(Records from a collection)

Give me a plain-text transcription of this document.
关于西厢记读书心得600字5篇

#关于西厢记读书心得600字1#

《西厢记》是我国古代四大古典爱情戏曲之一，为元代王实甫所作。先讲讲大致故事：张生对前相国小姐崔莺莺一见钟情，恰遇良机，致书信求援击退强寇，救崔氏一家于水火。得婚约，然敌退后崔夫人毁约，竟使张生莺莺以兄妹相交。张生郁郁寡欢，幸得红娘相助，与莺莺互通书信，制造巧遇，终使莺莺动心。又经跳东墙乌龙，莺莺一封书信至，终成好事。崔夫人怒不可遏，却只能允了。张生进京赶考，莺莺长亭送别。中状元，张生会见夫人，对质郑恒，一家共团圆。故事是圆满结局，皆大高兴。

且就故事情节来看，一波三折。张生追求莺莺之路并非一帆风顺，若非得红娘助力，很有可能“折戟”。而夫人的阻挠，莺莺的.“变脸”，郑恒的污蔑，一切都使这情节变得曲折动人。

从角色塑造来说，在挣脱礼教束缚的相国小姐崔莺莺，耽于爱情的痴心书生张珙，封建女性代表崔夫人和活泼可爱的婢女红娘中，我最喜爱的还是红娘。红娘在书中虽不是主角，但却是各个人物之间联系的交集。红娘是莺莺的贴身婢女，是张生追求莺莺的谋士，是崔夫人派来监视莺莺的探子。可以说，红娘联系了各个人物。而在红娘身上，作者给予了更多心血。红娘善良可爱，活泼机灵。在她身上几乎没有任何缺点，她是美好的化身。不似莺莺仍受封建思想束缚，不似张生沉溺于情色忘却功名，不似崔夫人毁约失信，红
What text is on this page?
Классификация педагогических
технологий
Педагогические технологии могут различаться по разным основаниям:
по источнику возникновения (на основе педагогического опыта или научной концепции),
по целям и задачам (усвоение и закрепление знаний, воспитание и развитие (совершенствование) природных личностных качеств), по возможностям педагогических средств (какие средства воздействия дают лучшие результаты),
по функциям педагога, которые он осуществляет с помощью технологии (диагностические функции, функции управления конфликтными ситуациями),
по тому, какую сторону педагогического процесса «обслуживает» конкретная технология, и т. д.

→ **SET EXERCISE**: Find every line that has "технологии" in it, then return those lines.

→ **TASK RESPONSE**:
Педагогические технологии могут различаться по разным основаниям:
по функциям педагога, которые он осуществляет с помощью технологии (диагностические функции, функции управления конфликтными ситуациями),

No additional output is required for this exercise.